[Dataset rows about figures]
━━━━━━━━━━━━━━━━━━━━━━━━━━━━━━

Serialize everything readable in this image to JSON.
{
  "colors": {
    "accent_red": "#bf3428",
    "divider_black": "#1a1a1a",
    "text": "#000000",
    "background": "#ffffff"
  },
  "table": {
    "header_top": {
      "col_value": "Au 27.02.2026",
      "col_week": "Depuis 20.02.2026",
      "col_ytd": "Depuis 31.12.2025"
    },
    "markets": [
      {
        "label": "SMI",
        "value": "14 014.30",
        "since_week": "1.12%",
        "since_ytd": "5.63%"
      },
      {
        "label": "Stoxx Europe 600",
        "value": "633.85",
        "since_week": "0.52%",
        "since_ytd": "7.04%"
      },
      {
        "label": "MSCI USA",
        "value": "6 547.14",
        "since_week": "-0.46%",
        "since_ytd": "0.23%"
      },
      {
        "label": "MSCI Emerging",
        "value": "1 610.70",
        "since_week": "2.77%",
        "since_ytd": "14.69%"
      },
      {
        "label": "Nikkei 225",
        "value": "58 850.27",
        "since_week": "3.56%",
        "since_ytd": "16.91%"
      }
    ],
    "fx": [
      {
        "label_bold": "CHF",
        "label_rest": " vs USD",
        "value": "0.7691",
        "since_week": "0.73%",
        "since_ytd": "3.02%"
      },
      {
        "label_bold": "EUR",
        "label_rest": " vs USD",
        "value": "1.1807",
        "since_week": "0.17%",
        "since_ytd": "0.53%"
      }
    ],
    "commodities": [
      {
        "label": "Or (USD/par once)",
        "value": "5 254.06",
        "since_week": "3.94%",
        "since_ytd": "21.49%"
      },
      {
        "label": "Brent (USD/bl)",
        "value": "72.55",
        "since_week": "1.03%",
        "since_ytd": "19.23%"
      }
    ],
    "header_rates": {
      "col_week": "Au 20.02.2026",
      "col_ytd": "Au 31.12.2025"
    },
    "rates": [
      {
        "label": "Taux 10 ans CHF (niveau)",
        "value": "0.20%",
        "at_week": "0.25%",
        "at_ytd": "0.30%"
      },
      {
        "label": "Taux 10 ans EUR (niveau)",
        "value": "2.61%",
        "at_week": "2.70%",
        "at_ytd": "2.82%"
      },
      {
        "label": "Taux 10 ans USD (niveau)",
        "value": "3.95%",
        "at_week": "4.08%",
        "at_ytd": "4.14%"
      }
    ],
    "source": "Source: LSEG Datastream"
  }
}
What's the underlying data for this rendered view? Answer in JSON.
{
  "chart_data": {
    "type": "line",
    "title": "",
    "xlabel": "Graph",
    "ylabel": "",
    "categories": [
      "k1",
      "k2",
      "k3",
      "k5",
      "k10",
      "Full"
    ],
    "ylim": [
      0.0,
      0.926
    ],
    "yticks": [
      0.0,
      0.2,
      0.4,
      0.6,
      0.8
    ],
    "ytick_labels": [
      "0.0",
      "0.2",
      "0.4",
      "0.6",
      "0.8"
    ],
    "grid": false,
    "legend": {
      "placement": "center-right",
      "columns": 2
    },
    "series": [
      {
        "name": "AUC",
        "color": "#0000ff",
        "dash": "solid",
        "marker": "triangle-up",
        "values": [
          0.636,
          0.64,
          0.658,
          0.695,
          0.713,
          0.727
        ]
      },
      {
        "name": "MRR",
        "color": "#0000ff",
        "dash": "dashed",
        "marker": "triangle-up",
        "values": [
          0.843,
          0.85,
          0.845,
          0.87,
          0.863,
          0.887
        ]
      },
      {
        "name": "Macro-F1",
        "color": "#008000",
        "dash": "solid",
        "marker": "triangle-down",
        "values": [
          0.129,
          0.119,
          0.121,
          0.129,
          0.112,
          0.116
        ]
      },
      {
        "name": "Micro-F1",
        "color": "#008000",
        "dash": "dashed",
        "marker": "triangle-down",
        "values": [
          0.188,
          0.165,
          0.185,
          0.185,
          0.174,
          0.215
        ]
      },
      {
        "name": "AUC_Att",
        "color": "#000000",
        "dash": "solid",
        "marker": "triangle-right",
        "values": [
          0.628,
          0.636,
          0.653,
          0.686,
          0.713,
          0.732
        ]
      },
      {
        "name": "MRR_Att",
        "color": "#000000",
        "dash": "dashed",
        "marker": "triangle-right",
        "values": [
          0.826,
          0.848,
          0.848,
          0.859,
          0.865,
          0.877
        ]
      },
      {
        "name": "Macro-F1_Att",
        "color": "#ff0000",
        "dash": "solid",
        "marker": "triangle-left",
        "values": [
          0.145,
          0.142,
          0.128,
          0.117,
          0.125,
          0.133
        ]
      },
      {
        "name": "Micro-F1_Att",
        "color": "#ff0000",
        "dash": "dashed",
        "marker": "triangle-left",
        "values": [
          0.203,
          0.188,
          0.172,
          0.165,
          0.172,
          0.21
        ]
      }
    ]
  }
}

━━━━━━━━━━━━━━━━━━━━━━━━━━━━━━

_TASK STATEMENT_: Give an exact repetition of all the material.

_RESPONSE TO THE TASK_:
Serialize everything readable in this image to JSON.
{
  "colors": {
    "accent_red": "#bf3428",
    "divider_black": "#1a1a1a",
    "text": "#000000",
    "background": "#ffffff"
  },
  "table": {
    "header_top": {
      "col_value": "Au 27.02.2026",
      "col_week": "Depuis 20.02.2026",
      "col_ytd": "Depuis 31.12.2025"
    },
    "markets": [
      {
        "label": "SMI",
        "value": "14 014.30",
        "since_week": "1.12%",
        "since_ytd": "5.63%"
      },
      {
        "label": "Stoxx Europe 600",
        "value": "633.85",
        "since_week": "0.52%",
        "since_ytd": "7.04%"
      },
      {
        "label": "MSCI USA",
        "value": "6 547.14",
        "since_week": "-0.46%",
        "since_ytd": "0.23%"
      },
      {
        "label": "MSCI Emerging",
        "value": "1 610.70",
        "since_week": "2.77%",
        "since_ytd": "14.69%"
      },
      {
        "label": "Nikkei 225",
        "value": "58 850.27",
        "since_week": "3.56%",
        "since_ytd": "16.91%"
      }
    ],
    "fx": [
      {
        "label_bold": "CHF",
        "label_rest": " vs USD",
        "value": "0.7691",
        "since_week": "0.73%",
        "since_ytd": "3.02%"
      },
      {
        "label_bold": "EUR",
        "label_rest": " vs USD",
        "value": "1.1807",
        "since_week": "0.17%",
        "since_ytd": "0.53%"
      }
    ],
    "commodities": [
      {
        "label": "Or (USD/par once)",
        "value": "5 254.06",
        "since_week": "3.94%",
        "since_ytd": "21.49%"
      },
      {
        "label": "Brent (USD/bl)",
        "value": "72.55",
        "since_week": "1.03%",
        "since_ytd": "19.23%"
      }
    ],
    "header_rates": {
      "col_week": "Au 20.02.2026",
      "col_ytd": "Au 31.12.2025"
    },
    "rates": [
      {
        "label": "Taux 10 ans CHF (niveau)",
        "value": "0.20%",
        "at_week": "0.25%",
        "at_ytd": "0.30%"
      },
      {
        "label": "Taux 10 ans EUR (niveau)",
        "value": "2.61%",
        "at_week": "2.70%",
        "at_ytd": "2.82%"
      },
      {
        "label": "Taux 10 ans USD (niveau)",
        "value": "3.95%",
        "at_week": "4.08%",
        "at_ytd": "4.14%"
      }
    ],
    "source": "Source: LSEG Datastream"
  }
}
What's the underlying data for this rendered view? Answer in JSON.
{
  "chart_data": {
    "type": "line",
    "title": "",
    "xlabel": "Graph",
    "ylabel": "",
    "categories": [
      "k1",
      "k2",
      "k3",
      "k5",
      "k10",
      "Full"
    ],
    "ylim": [
      0.0,
      0.926
    ],
    "yticks": [
      0.0,
      0.2,
      0.4,
      0.6,
      0.8
    ],
    "ytick_labels": [
      "0.0",
      "0.2",
      "0.4",
      "0.6",
      "0.8"
    ],
    "grid": false,
    "legend": {
      "placement": "center-right",
      "columns": 2
    },
    "series": [
      {
        "name": "AUC",
        "color": "#0000ff",
        "dash": "solid",
        "marker": "triangle-up",
        "values": [
          0.636,
          0.64,
          0.658,
          0.695,
          0.713,
          0.727
        ]
      },
      {
        "name": "MRR",
        "color": "#0000ff",
        "dash": "dashed",
        "marker": "triangle-up",
        "values": [
          0.843,
          0.85,
          0.845,
          0.87,
          0.863,
          0.887
        ]
      },
      {
        "name": "Macro-F1",
        "color": "#008000",
        "dash": "solid",
        "marker": "triangle-down",
        "values": [
          0.129,
          0.119,
          0.121,
          0.129,
          0.112,
          0.116
        ]
      },
      {
        "name": "Micro-F1",
        "color": "#008000",
        "dash": "dashed",
        "marker": "triangle-down",
        "values": [
          0.188,
          0.165,
          0.185,
          0.185,
          0.174,
          0.215
        ]
      },
      {
        "name": "AUC_Att",
        "color": "#000000",
        "dash": "solid",
        "marker": "triangle-right",
        "values": [
          0.628,
          0.636,
          0.653,
          0.686,
          0.713,
          0.732
        ]
      },
      {
        "name": "MRR_Att",
        "color": "#000000",
        "dash": "dashed",
        "marker": "triangle-right",
        "values": [
          0.826,
          0.848,
          0.848,
          0.859,
          0.865,
          0.877
        ]
      },
      {
        "name": "Macro-F1_Att",
        "color": "#ff0000",
        "dash": "solid",
        "marker": "triangle-left",
        "values": [
          0.145,
          0.142,
          0.128,
          0.117,
          0.125,
          0.133
        ]
      },
      {
        "name": "Micro-F1_Att",
        "color": "#ff0000",
        "dash": "dashed",
        "marker": "triangle-left",
        "values": [
          0.203,
          0.188,
          0.172,
          0.165,
          0.172,
          0.21
        ]
      }
    ]
  }
}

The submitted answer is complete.